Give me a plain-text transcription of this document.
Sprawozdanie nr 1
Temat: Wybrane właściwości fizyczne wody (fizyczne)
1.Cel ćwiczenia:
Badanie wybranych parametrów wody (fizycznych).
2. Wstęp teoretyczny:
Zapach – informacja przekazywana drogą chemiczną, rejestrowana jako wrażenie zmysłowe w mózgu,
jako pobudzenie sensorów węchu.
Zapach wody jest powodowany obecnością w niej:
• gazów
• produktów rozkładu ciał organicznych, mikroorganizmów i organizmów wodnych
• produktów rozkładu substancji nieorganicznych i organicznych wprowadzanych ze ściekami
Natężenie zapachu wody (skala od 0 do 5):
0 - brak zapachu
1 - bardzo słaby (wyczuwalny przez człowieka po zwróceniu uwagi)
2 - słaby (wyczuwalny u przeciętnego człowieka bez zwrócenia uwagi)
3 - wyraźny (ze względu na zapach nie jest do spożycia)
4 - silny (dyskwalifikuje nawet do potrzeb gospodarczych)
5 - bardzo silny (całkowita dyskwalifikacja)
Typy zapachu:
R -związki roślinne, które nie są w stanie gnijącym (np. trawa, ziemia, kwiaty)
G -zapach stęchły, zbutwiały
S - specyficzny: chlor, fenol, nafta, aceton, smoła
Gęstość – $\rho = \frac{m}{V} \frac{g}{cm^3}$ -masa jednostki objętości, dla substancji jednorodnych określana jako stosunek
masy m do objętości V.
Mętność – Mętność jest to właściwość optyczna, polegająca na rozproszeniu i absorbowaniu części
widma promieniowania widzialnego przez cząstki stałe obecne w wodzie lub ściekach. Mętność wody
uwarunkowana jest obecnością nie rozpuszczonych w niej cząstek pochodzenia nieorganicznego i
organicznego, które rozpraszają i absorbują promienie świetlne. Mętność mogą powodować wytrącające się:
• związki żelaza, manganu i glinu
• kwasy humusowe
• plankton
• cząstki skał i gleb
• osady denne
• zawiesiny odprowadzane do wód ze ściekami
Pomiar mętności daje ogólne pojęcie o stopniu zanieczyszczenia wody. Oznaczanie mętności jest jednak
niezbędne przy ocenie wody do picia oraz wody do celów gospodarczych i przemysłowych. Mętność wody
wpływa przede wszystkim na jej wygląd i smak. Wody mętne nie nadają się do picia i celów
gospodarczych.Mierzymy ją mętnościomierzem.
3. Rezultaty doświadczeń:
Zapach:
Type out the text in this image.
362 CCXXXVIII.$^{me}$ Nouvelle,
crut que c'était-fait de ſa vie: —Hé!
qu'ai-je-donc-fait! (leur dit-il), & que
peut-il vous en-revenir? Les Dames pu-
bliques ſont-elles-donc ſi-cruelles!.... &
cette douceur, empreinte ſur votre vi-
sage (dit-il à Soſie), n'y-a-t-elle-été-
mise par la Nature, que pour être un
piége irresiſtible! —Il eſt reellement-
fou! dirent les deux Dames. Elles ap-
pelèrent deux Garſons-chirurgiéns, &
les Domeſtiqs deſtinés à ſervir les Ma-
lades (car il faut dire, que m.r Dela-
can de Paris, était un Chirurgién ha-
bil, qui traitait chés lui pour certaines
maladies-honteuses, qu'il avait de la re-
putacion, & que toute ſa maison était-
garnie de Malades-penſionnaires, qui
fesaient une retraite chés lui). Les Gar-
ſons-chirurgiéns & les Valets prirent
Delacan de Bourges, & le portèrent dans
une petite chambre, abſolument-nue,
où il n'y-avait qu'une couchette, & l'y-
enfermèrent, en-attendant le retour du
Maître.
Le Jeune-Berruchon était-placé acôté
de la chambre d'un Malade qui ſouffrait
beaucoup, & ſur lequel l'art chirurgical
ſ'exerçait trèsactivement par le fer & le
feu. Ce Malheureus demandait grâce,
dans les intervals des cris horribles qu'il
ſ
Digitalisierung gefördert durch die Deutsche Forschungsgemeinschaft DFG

++++++++++++++++++++

GIVEN PROBLEM
Only lines with "przez" are wanted here; list each of them.

RESULT OF THE TASK
1 - bardzo słaby (wyczuwalny przez człowieka po zwróceniu uwagi)
widma promieniowania widzialnego przez cząstki stałe obecne w wodzie lub ściekach. Mętność wody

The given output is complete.